» **Brief**: Without including any images, repeat the data exactly.

START

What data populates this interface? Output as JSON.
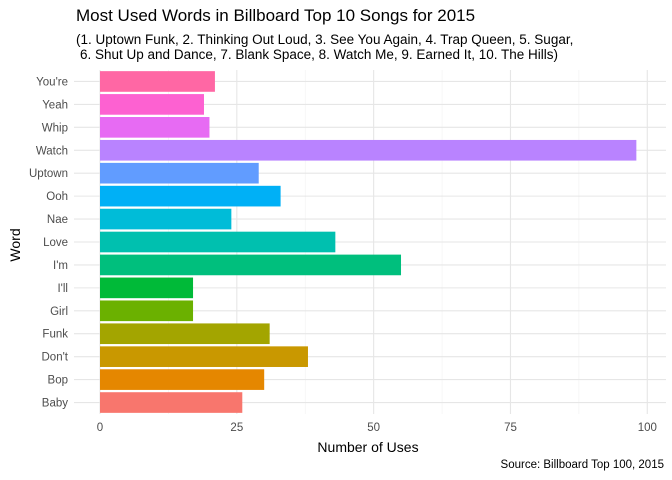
{
  "chart_data": {
    "type": "bar",
    "orientation": "horizontal",
    "title": "Most Used Words in Billboard Top 10 Songs for 2015",
    "subtitle_lines": [
      "(1. Uptown Funk, 2. Thinking Out Loud, 3. See You Again, 4. Trap Queen, 5. Sugar,",
      "6. Shut Up and Dance, 7. Blank Space, 8. Watch Me, 9. Earned It, 10. The Hills)"
    ],
    "caption": "Source: Billboard Top 100, 2015",
    "xlabel": "Number of Uses",
    "ylabel": "Word",
    "xlim": [
      0,
      100
    ],
    "xticks": [
      0,
      25,
      50,
      75,
      100
    ],
    "grid": true,
    "categories": [
      "Baby",
      "Bop",
      "Don't",
      "Funk",
      "Girl",
      "I'll",
      "I'm",
      "Love",
      "Nae",
      "Ooh",
      "Uptown",
      "Watch",
      "Whip",
      "Yeah",
      "You're"
    ],
    "values": [
      26,
      30,
      38,
      31,
      17,
      17,
      55,
      43,
      24,
      33,
      29,
      98,
      20,
      19,
      21
    ],
    "colors": [
      "#F8766D",
      "#E58700",
      "#C99800",
      "#A3A500",
      "#6BB100",
      "#00BA38",
      "#00BF7D",
      "#00C0AF",
      "#00BCD8",
      "#00B0F6",
      "#619CFF",
      "#B983FF",
      "#E76BF3",
      "#FD61D1",
      "#FF67A4"
    ]
  }
}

END

» **Worked solution**:
What data populates this interface? Output as JSON.
{
  "chart_data": {
    "type": "bar",
    "orientation": "horizontal",
    "title": "Most Used Words in Billboard Top 10 Songs for 2015",
    "subtitle_lines": [
      "(1. Uptown Funk, 2. Thinking Out Loud, 3. See You Again, 4. Trap Queen, 5. Sugar,",
      "6. Shut Up and Dance, 7. Blank Space, 8. Watch Me, 9. Earned It, 10. The Hills)"
    ],
    "caption": "Source: Billboard Top 100, 2015",
    "xlabel": "Number of Uses",
    "ylabel": "Word",
    "xlim": [
      0,
      100
    ],
    "xticks": [
      0,
      25,
      50,
      75,
      100
    ],
    "grid": true,
    "categories": [
      "Baby",
      "Bop",
      "Don't",
      "Funk",
      "Girl",
      "I'll",
      "I'm",
      "Love",
      "Nae",
      "Ooh",
      "Uptown",
      "Watch",
      "Whip",
      "Yeah",
      "You're"
    ],
    "values": [
      26,
      30,
      38,
      31,
      17,
      17,
      55,
      43,
      24,
      33,
      29,
      98,
      20,
      19,
      21
    ],
    "colors": [
      "#F8766D",
      "#E58700",
      "#C99800",
      "#A3A500",
      "#6BB100",
      "#00BA38",
      "#00BF7D",
      "#00C0AF",
      "#00BCD8",
      "#00B0F6",
      "#619CFF",
      "#B983FF",
      "#E76BF3",
      "#FD61D1",
      "#FF67A4"
    ]
  }
}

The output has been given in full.